--- START OF Material shown ---
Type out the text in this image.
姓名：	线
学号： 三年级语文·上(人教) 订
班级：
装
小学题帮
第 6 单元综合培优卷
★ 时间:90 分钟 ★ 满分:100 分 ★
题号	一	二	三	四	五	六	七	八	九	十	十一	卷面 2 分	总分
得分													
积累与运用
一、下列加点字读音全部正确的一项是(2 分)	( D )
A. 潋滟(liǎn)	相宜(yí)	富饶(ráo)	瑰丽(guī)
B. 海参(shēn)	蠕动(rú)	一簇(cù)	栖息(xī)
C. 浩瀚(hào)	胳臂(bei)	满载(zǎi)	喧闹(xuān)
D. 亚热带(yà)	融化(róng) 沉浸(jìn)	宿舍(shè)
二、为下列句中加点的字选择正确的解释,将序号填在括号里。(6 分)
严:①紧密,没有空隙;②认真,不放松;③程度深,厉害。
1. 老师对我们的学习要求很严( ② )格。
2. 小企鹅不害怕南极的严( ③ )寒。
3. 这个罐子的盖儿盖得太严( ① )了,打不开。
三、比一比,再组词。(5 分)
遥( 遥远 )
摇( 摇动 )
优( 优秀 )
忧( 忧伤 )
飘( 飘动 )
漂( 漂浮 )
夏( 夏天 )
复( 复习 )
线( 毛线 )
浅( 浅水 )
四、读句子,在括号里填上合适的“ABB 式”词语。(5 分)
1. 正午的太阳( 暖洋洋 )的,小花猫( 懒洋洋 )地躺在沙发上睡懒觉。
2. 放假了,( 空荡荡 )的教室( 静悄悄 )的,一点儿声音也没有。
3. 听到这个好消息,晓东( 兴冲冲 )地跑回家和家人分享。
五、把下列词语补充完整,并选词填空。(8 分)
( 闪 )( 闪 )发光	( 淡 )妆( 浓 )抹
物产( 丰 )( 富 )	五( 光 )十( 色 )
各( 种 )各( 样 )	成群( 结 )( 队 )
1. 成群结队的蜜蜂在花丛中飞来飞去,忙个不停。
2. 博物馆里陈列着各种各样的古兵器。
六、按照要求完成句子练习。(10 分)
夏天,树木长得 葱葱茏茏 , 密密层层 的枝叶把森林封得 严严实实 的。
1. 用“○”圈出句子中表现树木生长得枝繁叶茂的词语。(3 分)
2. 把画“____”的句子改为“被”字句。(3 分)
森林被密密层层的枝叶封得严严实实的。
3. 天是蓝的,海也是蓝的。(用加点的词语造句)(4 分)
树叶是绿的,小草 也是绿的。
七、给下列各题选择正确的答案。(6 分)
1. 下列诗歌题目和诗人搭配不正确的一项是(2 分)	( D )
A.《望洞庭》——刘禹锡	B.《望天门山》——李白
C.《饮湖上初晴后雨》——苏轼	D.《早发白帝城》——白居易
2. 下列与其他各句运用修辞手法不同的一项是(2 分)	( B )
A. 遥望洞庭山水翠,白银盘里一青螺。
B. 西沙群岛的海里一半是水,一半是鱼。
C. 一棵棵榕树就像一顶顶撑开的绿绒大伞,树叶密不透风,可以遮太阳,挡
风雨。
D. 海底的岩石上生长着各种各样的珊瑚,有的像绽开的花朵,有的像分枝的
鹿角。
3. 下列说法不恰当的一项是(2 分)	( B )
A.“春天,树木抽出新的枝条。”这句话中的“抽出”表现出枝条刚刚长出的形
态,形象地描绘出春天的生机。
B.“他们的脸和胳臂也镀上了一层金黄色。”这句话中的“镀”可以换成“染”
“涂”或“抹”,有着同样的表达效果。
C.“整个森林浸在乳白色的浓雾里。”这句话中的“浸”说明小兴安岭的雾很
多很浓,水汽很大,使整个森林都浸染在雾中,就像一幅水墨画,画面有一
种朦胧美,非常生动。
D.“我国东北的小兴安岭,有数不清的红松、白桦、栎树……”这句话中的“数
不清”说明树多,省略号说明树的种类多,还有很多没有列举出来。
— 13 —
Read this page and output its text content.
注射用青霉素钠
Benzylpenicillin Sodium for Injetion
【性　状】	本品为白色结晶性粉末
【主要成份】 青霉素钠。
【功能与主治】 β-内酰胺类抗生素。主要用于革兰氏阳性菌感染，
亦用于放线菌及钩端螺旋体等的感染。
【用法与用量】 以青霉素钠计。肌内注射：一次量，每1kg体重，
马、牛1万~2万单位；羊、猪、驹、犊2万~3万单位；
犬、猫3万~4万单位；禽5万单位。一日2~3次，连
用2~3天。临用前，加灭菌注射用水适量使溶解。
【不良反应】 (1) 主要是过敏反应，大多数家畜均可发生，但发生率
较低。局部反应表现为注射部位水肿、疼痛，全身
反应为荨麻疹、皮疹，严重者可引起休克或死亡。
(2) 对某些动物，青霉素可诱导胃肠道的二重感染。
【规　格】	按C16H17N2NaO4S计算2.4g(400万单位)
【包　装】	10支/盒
--- END OF Material shown ---
» **Directive**
Copy out all of the records shown above exactly.

» **Expected output**
Type out the text in this image.
姓名：	线
学号： 三年级语文·上(人教) 订
班级：
装
小学题帮
第 6 单元综合培优卷
★ 时间:90 分钟 ★ 满分:100 分 ★
题号	一	二	三	四	五	六	七	八	九	十	十一	卷面 2 分	总分
得分													
积累与运用
一、下列加点字读音全部正确的一项是(2 分)	( D )
A. 潋滟(liǎn)	相宜(yí)	富饶(ráo)	瑰丽(guī)
B. 海参(shēn)	蠕动(rú)	一簇(cù)	栖息(xī)
C. 浩瀚(hào)	胳臂(bei)	满载(zǎi)	喧闹(xuān)
D. 亚热带(yà)	融化(róng) 沉浸(jìn)	宿舍(shè)
二、为下列句中加点的字选择正确的解释,将序号填在括号里。(6 分)
严:①紧密,没有空隙;②认真,不放松;③程度深,厉害。
1. 老师对我们的学习要求很严( ② )格。
2. 小企鹅不害怕南极的严( ③ )寒。
3. 这个罐子的盖儿盖得太严( ① )了,打不开。
三、比一比,再组词。(5 分)
遥( 遥远 )
摇( 摇动 )
优( 优秀 )
忧( 忧伤 )
飘( 飘动 )
漂( 漂浮 )
夏( 夏天 )
复( 复习 )
线( 毛线 )
浅( 浅水 )
四、读句子,在括号里填上合适的“ABB 式”词语。(5 分)
1. 正午的太阳( 暖洋洋 )的,小花猫( 懒洋洋 )地躺在沙发上睡懒觉。
2. 放假了,( 空荡荡 )的教室( 静悄悄 )的,一点儿声音也没有。
3. 听到这个好消息,晓东( 兴冲冲 )地跑回家和家人分享。
五、把下列词语补充完整,并选词填空。(8 分)
( 闪 )( 闪 )发光	( 淡 )妆( 浓 )抹
物产( 丰 )( 富 )	五( 光 )十( 色 )
各( 种 )各( 样 )	成群( 结 )( 队 )
1. 成群结队的蜜蜂在花丛中飞来飞去,忙个不停。
2. 博物馆里陈列着各种各样的古兵器。
六、按照要求完成句子练习。(10 分)
夏天,树木长得 葱葱茏茏 , 密密层层 的枝叶把森林封得 严严实实 的。
1. 用“○”圈出句子中表现树木生长得枝繁叶茂的词语。(3 分)
2. 把画“____”的句子改为“被”字句。(3 分)
森林被密密层层的枝叶封得严严实实的。
3. 天是蓝的,海也是蓝的。(用加点的词语造句)(4 分)
树叶是绿的,小草 也是绿的。
七、给下列各题选择正确的答案。(6 分)
1. 下列诗歌题目和诗人搭配不正确的一项是(2 分)	( D )
A.《望洞庭》——刘禹锡	B.《望天门山》——李白
C.《饮湖上初晴后雨》——苏轼	D.《早发白帝城》——白居易
2. 下列与其他各句运用修辞手法不同的一项是(2 分)	( B )
A. 遥望洞庭山水翠,白银盘里一青螺。
B. 西沙群岛的海里一半是水,一半是鱼。
C. 一棵棵榕树就像一顶顶撑开的绿绒大伞,树叶密不透风,可以遮太阳,挡
风雨。
D. 海底的岩石上生长着各种各样的珊瑚,有的像绽开的花朵,有的像分枝的
鹿角。
3. 下列说法不恰当的一项是(2 分)	( B )
A.“春天,树木抽出新的枝条。”这句话中的“抽出”表现出枝条刚刚长出的形
态,形象地描绘出春天的生机。
B.“他们的脸和胳臂也镀上了一层金黄色。”这句话中的“镀”可以换成“染”
“涂”或“抹”,有着同样的表达效果。
C.“整个森林浸在乳白色的浓雾里。”这句话中的“浸”说明小兴安岭的雾很
多很浓,水汽很大,使整个森林都浸染在雾中,就像一幅水墨画,画面有一
种朦胧美,非常生动。
D.“我国东北的小兴安岭,有数不清的红松、白桦、栎树……”这句话中的“数
不清”说明树多,省略号说明树的种类多,还有很多没有列举出来。
— 13 —
Read this page and output its text content.
注射用青霉素钠
Benzylpenicillin Sodium for Injetion
【性　状】	本品为白色结晶性粉末
【主要成份】 青霉素钠。
【功能与主治】 β-内酰胺类抗生素。主要用于革兰氏阳性菌感染，
亦用于放线菌及钩端螺旋体等的感染。
【用法与用量】 以青霉素钠计。肌内注射：一次量，每1kg体重，
马、牛1万~2万单位；羊、猪、驹、犊2万~3万单位；
犬、猫3万~4万单位；禽5万单位。一日2~3次，连
用2~3天。临用前，加灭菌注射用水适量使溶解。
【不良反应】 (1) 主要是过敏反应，大多数家畜均可发生，但发生率
较低。局部反应表现为注射部位水肿、疼痛，全身
反应为荨麻疹、皮疹，严重者可引起休克或死亡。
(2) 对某些动物，青霉素可诱导胃肠道的二重感染。
【规　格】	按C16H17N2NaO4S计算2.4g(400万单位)
【包　装】	10支/盒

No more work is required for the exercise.